▶ Given exercise:
Update the lines from the one holding "x-axis-title: Percentage of" through the one holding "y-tick-label: Milk Drinks" by replacing "Other Beverages" with "Other Drinks", keeping everything else the same. Return only those lines.

▶ Supplied material:
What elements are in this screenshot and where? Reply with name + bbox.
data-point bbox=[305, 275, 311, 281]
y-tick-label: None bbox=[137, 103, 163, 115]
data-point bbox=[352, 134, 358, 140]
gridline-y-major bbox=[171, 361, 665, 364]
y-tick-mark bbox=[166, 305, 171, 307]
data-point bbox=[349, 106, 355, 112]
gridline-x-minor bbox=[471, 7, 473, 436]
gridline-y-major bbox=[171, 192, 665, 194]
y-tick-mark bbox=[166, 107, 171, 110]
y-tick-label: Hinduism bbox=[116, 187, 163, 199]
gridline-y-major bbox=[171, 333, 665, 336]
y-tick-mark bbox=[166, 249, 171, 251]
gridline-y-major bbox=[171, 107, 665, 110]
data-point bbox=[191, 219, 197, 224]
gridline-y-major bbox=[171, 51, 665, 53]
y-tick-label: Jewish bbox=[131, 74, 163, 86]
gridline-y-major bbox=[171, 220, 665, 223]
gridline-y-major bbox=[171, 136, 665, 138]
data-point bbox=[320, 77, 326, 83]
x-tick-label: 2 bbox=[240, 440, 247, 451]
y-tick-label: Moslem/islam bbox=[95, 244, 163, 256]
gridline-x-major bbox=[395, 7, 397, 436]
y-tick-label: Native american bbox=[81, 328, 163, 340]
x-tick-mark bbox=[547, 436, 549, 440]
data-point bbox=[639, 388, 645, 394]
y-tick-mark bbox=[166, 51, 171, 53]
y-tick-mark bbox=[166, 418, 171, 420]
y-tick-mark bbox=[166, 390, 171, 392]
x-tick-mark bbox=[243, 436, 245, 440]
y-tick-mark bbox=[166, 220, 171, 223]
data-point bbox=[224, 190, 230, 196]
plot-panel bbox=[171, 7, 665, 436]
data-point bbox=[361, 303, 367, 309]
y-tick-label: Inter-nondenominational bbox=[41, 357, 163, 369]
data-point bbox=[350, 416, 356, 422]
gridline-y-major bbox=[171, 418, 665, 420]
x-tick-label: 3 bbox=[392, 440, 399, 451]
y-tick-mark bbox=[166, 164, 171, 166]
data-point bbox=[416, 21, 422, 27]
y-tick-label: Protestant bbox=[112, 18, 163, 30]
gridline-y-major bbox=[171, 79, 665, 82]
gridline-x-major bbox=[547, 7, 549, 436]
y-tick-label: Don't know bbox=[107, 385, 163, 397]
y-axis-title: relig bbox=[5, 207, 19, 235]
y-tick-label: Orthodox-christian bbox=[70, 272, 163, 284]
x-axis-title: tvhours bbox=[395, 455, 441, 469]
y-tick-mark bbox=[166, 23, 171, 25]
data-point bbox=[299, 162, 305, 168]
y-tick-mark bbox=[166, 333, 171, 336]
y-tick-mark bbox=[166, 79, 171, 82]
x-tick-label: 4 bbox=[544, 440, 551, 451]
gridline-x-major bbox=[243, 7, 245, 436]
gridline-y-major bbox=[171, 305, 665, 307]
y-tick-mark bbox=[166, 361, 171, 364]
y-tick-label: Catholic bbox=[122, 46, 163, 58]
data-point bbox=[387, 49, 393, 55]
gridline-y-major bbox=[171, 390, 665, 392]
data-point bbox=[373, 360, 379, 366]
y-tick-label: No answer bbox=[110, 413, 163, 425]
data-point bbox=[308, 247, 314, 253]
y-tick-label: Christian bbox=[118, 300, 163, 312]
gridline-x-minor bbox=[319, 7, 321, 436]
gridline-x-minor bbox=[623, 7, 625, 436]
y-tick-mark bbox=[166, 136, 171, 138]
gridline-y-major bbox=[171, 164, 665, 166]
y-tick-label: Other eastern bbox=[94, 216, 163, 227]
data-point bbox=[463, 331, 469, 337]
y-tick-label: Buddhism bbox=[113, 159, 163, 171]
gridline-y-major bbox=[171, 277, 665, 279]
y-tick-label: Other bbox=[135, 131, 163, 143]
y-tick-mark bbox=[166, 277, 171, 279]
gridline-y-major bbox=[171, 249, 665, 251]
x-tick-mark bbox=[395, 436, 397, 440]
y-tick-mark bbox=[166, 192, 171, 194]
...
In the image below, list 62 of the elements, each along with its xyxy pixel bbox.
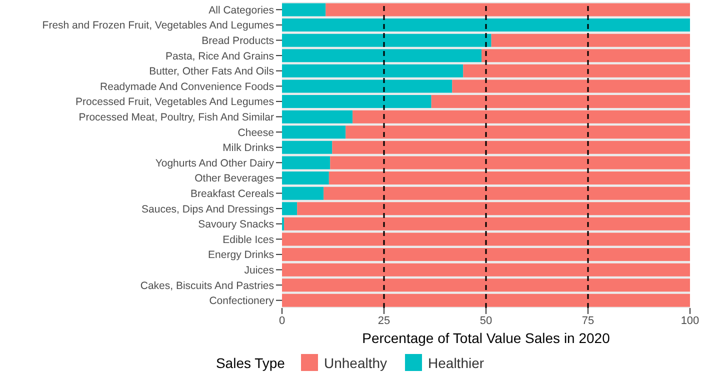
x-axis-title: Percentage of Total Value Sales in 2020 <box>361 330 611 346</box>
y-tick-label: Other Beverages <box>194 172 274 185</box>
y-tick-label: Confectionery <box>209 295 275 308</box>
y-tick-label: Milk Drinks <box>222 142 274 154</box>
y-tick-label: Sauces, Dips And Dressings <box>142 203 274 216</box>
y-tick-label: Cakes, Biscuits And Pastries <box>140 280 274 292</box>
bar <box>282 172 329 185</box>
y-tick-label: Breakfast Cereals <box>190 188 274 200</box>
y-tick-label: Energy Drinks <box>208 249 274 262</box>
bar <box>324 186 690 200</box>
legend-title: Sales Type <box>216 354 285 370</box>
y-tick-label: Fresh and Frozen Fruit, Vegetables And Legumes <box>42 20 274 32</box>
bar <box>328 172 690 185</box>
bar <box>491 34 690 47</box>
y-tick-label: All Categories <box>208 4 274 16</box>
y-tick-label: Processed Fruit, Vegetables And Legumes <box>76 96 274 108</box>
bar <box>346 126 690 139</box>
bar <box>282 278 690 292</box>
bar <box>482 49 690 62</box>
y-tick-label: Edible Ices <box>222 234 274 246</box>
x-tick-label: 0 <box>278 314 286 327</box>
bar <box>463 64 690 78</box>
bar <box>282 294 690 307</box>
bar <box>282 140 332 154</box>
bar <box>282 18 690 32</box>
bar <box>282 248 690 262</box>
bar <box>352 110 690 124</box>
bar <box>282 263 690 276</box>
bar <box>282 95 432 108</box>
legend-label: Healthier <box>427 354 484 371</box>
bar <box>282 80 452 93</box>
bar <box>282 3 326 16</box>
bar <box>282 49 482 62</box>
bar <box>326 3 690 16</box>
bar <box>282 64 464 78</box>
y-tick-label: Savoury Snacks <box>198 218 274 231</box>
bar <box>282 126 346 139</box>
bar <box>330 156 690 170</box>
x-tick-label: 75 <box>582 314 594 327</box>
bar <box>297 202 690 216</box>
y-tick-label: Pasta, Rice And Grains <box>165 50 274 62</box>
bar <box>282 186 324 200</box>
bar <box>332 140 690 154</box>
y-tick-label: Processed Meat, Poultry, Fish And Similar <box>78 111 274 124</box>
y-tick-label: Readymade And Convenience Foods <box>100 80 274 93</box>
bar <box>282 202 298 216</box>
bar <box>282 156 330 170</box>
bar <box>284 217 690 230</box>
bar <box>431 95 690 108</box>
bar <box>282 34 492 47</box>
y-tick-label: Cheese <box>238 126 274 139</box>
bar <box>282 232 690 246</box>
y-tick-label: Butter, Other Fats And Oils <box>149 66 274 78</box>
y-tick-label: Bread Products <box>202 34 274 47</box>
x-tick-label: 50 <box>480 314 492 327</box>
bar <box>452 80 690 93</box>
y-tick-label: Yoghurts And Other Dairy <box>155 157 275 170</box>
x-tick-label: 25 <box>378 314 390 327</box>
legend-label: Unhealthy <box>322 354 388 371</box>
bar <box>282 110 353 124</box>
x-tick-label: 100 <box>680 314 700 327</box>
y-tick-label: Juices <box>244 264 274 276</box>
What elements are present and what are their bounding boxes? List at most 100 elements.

▶ Complete response:
x-axis-title: Percentage of Total Value Sales in 2020 <box>361 330 611 346</box>
y-tick-label: Other Drinks <box>194 172 274 185</box>
y-tick-label: Confectionery <box>209 295 275 308</box>
y-tick-label: Milk Drinks <box>222 142 274 154</box>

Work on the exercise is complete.